- _Record set_
....................

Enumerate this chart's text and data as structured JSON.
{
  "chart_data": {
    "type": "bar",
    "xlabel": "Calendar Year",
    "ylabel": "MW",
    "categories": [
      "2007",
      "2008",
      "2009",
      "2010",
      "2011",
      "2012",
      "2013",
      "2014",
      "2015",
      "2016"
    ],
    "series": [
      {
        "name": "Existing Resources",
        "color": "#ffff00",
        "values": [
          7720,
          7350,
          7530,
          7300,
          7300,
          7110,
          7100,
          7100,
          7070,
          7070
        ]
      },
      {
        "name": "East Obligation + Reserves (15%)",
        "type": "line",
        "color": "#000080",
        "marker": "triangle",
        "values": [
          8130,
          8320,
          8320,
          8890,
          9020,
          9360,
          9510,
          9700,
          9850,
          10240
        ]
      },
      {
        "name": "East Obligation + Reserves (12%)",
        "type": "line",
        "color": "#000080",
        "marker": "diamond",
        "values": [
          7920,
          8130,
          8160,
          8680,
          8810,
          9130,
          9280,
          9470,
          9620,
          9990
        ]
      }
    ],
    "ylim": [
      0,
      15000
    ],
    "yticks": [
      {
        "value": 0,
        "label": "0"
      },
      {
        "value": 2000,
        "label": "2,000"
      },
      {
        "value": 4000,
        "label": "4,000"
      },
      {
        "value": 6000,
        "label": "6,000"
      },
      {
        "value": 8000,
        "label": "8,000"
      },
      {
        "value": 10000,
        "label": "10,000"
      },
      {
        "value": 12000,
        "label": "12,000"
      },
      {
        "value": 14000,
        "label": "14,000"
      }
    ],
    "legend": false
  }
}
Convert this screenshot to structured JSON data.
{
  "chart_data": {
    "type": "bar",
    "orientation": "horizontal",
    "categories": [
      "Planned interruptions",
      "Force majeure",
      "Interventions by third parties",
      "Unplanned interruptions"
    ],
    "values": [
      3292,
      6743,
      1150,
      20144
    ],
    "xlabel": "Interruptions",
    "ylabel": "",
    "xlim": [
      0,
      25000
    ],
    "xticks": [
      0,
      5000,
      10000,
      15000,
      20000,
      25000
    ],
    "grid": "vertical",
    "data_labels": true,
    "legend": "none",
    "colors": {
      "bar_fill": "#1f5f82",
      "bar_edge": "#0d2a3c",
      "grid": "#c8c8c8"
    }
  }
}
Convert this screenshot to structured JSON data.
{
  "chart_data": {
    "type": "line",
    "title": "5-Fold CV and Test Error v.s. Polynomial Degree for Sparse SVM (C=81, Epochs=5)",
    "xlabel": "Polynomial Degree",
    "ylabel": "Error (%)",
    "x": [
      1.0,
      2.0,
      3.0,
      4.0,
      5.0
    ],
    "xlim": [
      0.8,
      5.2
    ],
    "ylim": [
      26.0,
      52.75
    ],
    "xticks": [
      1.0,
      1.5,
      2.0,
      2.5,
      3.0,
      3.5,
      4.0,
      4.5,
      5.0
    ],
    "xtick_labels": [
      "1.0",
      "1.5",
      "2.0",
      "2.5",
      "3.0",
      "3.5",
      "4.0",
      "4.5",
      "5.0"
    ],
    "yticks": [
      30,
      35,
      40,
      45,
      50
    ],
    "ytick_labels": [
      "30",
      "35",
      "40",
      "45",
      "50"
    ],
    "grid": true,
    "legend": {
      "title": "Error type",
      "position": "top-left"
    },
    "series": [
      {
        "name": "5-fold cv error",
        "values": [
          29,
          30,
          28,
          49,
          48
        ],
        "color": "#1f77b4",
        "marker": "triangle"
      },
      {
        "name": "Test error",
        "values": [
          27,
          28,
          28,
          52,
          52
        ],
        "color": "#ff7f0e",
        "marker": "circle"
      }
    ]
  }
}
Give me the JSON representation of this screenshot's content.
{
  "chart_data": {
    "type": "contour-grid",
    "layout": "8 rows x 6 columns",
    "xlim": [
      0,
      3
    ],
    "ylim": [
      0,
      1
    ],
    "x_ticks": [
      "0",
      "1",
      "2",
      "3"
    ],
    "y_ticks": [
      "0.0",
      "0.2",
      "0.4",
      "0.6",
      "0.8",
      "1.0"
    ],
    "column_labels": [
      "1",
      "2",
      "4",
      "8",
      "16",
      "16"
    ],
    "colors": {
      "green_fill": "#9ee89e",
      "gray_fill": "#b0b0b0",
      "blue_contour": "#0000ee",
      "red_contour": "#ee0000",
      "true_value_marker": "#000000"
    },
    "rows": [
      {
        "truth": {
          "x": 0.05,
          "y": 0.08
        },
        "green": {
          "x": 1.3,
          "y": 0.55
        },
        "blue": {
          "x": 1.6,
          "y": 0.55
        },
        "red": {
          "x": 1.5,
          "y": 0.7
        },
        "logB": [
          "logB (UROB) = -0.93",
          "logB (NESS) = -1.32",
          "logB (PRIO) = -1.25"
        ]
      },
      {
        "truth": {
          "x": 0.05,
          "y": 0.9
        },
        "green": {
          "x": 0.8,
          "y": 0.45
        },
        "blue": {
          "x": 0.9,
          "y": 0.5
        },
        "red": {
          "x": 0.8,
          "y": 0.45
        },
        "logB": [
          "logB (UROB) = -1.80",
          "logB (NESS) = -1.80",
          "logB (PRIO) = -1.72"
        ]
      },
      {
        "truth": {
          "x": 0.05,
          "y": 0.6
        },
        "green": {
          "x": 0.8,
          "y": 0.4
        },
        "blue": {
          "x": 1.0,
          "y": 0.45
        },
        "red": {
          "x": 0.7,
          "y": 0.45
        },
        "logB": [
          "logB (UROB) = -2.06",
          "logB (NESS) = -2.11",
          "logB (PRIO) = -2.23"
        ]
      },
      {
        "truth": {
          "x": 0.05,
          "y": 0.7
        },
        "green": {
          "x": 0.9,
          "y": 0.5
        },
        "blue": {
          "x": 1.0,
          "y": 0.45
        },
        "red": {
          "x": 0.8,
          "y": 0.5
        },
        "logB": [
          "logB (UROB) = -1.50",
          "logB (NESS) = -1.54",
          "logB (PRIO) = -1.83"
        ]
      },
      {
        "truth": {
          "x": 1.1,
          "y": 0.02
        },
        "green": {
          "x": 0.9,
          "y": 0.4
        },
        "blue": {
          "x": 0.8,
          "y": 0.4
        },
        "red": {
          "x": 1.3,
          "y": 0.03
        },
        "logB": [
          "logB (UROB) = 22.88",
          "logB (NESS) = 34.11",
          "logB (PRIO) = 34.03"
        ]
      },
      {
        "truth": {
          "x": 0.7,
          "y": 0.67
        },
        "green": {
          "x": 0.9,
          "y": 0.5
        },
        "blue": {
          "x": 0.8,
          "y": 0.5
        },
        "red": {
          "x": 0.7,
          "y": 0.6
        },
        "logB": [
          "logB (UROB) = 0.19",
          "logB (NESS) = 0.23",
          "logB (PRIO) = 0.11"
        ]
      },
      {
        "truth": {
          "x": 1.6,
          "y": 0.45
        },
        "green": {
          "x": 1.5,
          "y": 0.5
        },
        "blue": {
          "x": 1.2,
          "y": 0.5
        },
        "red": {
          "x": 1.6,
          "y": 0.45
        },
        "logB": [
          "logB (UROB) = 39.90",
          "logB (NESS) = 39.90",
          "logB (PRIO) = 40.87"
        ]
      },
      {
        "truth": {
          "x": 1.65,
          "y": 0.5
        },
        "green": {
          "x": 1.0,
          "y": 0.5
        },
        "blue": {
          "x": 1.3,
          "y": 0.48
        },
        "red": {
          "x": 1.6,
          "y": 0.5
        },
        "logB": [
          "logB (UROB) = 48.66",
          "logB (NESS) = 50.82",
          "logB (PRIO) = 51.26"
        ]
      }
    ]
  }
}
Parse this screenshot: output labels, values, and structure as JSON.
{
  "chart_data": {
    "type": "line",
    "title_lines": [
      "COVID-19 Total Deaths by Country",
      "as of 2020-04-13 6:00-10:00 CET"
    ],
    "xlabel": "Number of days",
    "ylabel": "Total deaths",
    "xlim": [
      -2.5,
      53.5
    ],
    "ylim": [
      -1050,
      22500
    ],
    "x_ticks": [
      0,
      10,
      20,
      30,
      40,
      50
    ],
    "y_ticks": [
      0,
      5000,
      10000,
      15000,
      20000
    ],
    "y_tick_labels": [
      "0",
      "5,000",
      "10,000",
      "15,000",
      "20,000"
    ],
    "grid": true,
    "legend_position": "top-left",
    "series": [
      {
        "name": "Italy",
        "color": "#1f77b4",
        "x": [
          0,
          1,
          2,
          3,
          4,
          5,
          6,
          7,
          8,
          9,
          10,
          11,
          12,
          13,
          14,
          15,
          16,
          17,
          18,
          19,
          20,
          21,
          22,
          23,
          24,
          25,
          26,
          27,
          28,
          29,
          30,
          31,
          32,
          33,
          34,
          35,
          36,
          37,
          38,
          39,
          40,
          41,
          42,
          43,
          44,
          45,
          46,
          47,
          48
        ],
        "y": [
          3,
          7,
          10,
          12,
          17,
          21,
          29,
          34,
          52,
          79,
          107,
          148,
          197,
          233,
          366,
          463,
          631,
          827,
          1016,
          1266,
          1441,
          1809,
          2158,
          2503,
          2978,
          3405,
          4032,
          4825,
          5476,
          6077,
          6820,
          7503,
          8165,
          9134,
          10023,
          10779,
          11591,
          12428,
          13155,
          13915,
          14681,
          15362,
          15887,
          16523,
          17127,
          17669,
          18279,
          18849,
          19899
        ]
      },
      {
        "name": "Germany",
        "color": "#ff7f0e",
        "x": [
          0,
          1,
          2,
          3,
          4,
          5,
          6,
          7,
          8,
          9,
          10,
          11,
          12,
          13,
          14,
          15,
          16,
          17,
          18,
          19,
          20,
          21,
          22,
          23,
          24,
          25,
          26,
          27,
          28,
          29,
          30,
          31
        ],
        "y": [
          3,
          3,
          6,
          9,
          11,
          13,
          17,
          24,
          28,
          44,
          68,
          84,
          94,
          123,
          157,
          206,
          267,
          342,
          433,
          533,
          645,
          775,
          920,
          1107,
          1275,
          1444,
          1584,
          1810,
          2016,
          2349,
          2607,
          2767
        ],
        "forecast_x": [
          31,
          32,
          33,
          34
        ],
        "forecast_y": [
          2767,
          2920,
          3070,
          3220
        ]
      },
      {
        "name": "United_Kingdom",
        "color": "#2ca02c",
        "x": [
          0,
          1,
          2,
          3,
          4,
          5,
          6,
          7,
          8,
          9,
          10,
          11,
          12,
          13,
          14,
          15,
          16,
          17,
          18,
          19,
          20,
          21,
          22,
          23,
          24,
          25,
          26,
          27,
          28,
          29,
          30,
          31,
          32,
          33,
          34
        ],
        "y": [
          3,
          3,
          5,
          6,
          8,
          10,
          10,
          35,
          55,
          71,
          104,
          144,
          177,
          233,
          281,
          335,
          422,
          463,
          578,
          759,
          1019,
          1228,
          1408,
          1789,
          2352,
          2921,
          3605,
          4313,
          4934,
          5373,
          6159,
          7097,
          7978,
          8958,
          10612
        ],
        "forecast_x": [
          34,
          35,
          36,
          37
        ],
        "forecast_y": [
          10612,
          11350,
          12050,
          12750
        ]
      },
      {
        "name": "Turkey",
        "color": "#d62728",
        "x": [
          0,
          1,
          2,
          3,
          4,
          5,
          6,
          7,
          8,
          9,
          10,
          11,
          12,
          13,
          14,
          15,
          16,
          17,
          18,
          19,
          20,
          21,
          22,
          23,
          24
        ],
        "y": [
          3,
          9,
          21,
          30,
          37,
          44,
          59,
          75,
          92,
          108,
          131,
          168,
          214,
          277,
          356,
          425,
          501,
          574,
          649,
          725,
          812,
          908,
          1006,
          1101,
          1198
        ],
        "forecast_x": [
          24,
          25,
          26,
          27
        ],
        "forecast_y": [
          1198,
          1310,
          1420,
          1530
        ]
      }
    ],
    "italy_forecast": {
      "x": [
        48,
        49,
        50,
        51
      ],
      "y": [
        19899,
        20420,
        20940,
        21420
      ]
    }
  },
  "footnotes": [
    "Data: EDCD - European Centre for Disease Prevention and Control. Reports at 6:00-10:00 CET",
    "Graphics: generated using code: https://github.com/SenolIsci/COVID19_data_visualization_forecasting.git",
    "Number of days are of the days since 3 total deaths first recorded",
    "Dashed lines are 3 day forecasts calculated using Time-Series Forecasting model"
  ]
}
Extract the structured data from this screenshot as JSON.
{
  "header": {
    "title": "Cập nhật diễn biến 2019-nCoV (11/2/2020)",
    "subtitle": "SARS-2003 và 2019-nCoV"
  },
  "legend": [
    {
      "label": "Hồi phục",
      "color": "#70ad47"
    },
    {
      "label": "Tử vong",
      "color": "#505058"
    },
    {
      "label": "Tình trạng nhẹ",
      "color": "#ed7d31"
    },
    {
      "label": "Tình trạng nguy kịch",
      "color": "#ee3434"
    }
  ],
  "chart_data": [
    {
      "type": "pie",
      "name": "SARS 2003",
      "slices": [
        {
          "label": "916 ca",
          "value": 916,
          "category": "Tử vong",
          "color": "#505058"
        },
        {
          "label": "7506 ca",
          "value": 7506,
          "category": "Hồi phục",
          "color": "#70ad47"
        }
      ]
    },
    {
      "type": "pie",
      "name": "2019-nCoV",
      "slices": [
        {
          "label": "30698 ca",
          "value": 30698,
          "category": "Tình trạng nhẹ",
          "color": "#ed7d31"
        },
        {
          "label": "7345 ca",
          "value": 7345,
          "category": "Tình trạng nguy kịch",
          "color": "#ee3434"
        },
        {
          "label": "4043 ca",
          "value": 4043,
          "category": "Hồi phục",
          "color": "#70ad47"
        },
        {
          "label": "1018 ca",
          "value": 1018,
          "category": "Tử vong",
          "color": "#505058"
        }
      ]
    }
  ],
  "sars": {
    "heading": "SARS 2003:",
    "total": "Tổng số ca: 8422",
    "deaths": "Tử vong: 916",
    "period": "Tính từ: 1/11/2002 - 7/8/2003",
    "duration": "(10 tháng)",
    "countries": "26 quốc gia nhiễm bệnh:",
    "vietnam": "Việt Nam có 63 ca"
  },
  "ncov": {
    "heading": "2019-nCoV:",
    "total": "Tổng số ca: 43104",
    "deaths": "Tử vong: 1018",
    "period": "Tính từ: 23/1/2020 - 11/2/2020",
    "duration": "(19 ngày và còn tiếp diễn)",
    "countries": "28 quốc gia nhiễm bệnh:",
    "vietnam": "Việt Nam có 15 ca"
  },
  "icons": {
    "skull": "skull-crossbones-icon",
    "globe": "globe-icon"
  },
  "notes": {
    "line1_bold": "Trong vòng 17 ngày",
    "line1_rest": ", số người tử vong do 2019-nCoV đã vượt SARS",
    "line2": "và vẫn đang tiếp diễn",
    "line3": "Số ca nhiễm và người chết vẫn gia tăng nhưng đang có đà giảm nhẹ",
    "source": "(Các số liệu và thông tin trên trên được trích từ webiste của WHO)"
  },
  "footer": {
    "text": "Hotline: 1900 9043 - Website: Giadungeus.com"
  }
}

....................

- _Direction_
From the records above, pull out every line containing the word "UROB".

- _Response_
          "logB (UROB) = -0.93",
          "logB (UROB) = -1.80",
          "logB (UROB) = -2.06",
          "logB (UROB) = -1.50",
          "logB (UROB) = 22.88",
          "logB (UROB) = 0.19",
          "logB (UROB) = 39.90",
          "logB (UROB) = 48.66",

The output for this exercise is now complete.